═════ Dataset records ═════
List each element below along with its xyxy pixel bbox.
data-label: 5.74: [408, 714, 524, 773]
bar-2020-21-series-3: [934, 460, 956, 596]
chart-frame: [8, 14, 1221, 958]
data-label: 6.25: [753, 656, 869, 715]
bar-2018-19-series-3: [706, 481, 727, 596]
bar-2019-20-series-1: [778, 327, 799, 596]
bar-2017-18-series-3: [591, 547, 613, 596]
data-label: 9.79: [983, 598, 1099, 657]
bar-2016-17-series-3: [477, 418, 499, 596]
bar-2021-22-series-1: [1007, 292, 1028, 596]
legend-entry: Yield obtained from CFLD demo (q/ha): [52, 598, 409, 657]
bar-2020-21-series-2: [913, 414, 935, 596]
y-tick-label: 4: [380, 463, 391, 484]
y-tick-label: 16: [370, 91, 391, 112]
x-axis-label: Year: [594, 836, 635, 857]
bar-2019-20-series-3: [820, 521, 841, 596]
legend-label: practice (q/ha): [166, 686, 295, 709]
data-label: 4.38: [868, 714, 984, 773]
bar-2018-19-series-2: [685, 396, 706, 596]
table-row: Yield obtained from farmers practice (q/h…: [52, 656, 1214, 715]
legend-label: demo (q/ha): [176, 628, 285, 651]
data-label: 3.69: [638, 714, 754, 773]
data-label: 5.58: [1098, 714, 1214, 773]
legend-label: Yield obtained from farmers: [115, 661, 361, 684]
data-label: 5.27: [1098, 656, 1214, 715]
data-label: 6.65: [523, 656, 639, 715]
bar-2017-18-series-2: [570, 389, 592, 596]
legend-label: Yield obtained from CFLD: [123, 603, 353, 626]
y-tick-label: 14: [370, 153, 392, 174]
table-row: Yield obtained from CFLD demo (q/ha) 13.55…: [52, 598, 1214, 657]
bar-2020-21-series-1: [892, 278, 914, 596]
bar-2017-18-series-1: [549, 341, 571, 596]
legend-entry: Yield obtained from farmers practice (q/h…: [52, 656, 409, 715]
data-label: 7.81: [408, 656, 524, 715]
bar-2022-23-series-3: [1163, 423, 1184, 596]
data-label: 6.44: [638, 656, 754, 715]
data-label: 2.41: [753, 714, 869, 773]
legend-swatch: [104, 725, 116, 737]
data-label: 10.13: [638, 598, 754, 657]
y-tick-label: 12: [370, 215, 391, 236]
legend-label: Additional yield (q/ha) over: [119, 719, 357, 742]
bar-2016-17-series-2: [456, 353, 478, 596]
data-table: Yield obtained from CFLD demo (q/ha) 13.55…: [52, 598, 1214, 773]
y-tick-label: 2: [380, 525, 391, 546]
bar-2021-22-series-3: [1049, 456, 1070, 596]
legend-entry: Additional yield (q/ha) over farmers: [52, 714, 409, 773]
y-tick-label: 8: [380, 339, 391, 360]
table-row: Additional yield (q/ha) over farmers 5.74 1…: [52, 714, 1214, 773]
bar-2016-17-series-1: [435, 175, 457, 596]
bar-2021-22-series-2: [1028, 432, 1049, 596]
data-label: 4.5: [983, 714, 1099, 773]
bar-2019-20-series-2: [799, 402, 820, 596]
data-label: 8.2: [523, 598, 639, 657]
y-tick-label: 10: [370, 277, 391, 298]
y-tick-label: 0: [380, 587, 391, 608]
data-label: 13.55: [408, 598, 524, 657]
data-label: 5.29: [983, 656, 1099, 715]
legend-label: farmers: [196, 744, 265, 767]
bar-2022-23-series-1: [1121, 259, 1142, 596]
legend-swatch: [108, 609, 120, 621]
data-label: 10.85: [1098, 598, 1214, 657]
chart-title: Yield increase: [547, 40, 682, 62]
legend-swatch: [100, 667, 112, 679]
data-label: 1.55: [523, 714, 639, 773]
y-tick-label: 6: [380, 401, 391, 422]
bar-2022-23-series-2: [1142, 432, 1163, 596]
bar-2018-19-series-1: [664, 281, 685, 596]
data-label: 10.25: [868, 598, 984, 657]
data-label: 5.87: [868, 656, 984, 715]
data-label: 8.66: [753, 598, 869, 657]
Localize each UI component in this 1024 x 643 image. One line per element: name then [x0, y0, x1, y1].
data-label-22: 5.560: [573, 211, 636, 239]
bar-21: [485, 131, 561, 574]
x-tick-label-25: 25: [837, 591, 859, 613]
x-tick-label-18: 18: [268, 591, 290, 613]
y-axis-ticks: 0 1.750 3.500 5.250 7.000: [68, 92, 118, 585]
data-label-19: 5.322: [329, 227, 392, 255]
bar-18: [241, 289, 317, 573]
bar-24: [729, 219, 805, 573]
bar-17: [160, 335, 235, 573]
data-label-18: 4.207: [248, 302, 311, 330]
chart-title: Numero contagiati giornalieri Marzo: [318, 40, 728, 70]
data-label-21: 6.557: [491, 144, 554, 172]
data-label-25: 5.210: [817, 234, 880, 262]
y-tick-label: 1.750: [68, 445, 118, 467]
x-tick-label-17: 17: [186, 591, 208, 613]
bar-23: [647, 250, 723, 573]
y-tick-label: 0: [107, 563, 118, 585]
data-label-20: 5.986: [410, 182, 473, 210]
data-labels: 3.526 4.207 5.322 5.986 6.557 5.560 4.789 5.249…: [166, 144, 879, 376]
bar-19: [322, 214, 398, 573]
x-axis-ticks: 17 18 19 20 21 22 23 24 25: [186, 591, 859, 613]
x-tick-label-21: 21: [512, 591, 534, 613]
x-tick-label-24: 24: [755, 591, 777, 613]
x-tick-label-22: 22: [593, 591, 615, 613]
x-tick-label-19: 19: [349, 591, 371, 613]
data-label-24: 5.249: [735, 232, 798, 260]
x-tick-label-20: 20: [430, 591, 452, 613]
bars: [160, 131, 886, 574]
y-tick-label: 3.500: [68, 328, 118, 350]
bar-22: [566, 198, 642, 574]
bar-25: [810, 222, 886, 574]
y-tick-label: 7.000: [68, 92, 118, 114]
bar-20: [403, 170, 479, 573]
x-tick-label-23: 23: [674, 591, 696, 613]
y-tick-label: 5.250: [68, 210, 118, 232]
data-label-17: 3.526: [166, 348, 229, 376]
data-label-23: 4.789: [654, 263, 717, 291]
═════
▶ **Problem statement**
Reproduce every line of the listing above without any changes.

▶ **The reply**
List each element below along with its xyxy pixel bbox.
data-label: 5.74: [408, 714, 524, 773]
bar-2020-21-series-3: [934, 460, 956, 596]
chart-frame: [8, 14, 1221, 958]
data-label: 6.25: [753, 656, 869, 715]
bar-2018-19-series-3: [706, 481, 727, 596]
bar-2019-20-series-1: [778, 327, 799, 596]
bar-2017-18-series-3: [591, 547, 613, 596]
data-label: 9.79: [983, 598, 1099, 657]
bar-2016-17-series-3: [477, 418, 499, 596]
bar-2021-22-series-1: [1007, 292, 1028, 596]
legend-entry: Yield obtained from CFLD demo (q/ha): [52, 598, 409, 657]
bar-2020-21-series-2: [913, 414, 935, 596]
y-tick-label: 4: [380, 463, 391, 484]
y-tick-label: 16: [370, 91, 391, 112]
x-axis-label: Year: [594, 836, 635, 857]
bar-2019-20-series-3: [820, 521, 841, 596]
legend-label: practice (q/ha): [166, 686, 295, 709]
data-label: 4.38: [868, 714, 984, 773]
bar-2018-19-series-2: [685, 396, 706, 596]
table-row: Yield obtained from farmers practice (q/h…: [52, 656, 1214, 715]
legend-label: demo (q/ha): [176, 628, 285, 651]
data-label: 3.69: [638, 714, 754, 773]
data-label: 5.58: [1098, 714, 1214, 773]
legend-label: Yield obtained from farmers: [115, 661, 361, 684]
data-label: 5.27: [1098, 656, 1214, 715]
data-label: 6.65: [523, 656, 639, 715]
bar-2017-18-series-2: [570, 389, 592, 596]
legend-label: Yield obtained from CFLD: [123, 603, 353, 626]
y-tick-label: 14: [370, 153, 392, 174]
table-row: Yield obtained from CFLD demo (q/ha) 13.55…: [52, 598, 1214, 657]
bar-2020-21-series-1: [892, 278, 914, 596]
bar-2017-18-series-1: [549, 341, 571, 596]
legend-entry: Yield obtained from farmers practice (q/h…: [52, 656, 409, 715]
data-label: 7.81: [408, 656, 524, 715]
bar-2022-23-series-3: [1163, 423, 1184, 596]
data-label: 6.44: [638, 656, 754, 715]
data-label: 2.41: [753, 714, 869, 773]
legend-swatch: [104, 725, 116, 737]
data-label: 10.13: [638, 598, 754, 657]
y-tick-label: 12: [370, 215, 391, 236]
legend-label: Additional yield (q/ha) over: [119, 719, 357, 742]
bar-2016-17-series-2: [456, 353, 478, 596]
data-table: Yield obtained from CFLD demo (q/ha) 13.55…: [52, 598, 1214, 773]
y-tick-label: 2: [380, 525, 391, 546]
bar-2021-22-series-3: [1049, 456, 1070, 596]
legend-entry: Additional yield (q/ha) over farmers: [52, 714, 409, 773]
y-tick-label: 8: [380, 339, 391, 360]
table-row: Additional yield (q/ha) over farmers 5.74 1…: [52, 714, 1214, 773]
bar-2016-17-series-1: [435, 175, 457, 596]
bar-2021-22-series-2: [1028, 432, 1049, 596]
data-label: 4.5: [983, 714, 1099, 773]
bar-2019-20-series-2: [799, 402, 820, 596]
data-label: 8.2: [523, 598, 639, 657]
y-tick-label: 10: [370, 277, 391, 298]
y-tick-label: 0: [380, 587, 391, 608]
data-label: 13.55: [408, 598, 524, 657]
data-label: 5.29: [983, 656, 1099, 715]
legend-label: farmers: [196, 744, 265, 767]
bar-2022-23-series-1: [1121, 259, 1142, 596]
legend-swatch: [108, 609, 120, 621]
data-label: 10.85: [1098, 598, 1214, 657]
chart-title: Yield increase: [547, 40, 682, 62]
legend-swatch: [100, 667, 112, 679]
data-label: 1.55: [523, 714, 639, 773]
y-tick-label: 6: [380, 401, 391, 422]
bar-2022-23-series-2: [1142, 432, 1163, 596]
bar-2018-19-series-1: [664, 281, 685, 596]
data-label: 10.25: [868, 598, 984, 657]
data-label: 5.87: [868, 656, 984, 715]
data-label: 8.66: [753, 598, 869, 657]
Localize each UI component in this 1024 x 643 image. One line per element: name then [x0, y0, x1, y1].
data-label-22: 5.560: [573, 211, 636, 239]
bar-21: [485, 131, 561, 574]
x-tick-label-25: 25: [837, 591, 859, 613]
x-tick-label-18: 18: [268, 591, 290, 613]
y-axis-ticks: 0 1.750 3.500 5.250 7.000: [68, 92, 118, 585]
data-label-19: 5.322: [329, 227, 392, 255]
bar-18: [241, 289, 317, 573]
bar-24: [729, 219, 805, 573]
bar-17: [160, 335, 235, 573]
data-label-18: 4.207: [248, 302, 311, 330]
chart-title: Numero contagiati giornalieri Marzo: [318, 40, 728, 70]
data-label-21: 6.557: [491, 144, 554, 172]
data-label-25: 5.210: [817, 234, 880, 262]
y-tick-label: 1.750: [68, 445, 118, 467]
x-tick-label-17: 17: [186, 591, 208, 613]
bar-23: [647, 250, 723, 573]
y-tick-label: 0: [107, 563, 118, 585]
data-label-20: 5.986: [410, 182, 473, 210]
data-labels: 3.526 4.207 5.322 5.986 6.557 5.560 4.789 5.249…: [166, 144, 879, 376]
bar-19: [322, 214, 398, 573]
x-axis-ticks: 17 18 19 20 21 22 23 24 25: [186, 591, 859, 613]
x-tick-label-21: 21: [512, 591, 534, 613]
x-tick-label-24: 24: [755, 591, 777, 613]
x-tick-label-22: 22: [593, 591, 615, 613]
x-tick-label-19: 19: [349, 591, 371, 613]
data-label-24: 5.249: [735, 232, 798, 260]
x-tick-label-20: 20: [430, 591, 452, 613]
bars: [160, 131, 886, 574]
y-tick-label: 3.500: [68, 328, 118, 350]
bar-22: [566, 198, 642, 574]
bar-25: [810, 222, 886, 574]
y-tick-label: 7.000: [68, 92, 118, 114]
bar-20: [403, 170, 479, 573]
x-tick-label-23: 23: [674, 591, 696, 613]
y-tick-label: 5.250: [68, 210, 118, 232]
data-label-17: 3.526: [166, 348, 229, 376]
data-label-23: 4.789: [654, 263, 717, 291]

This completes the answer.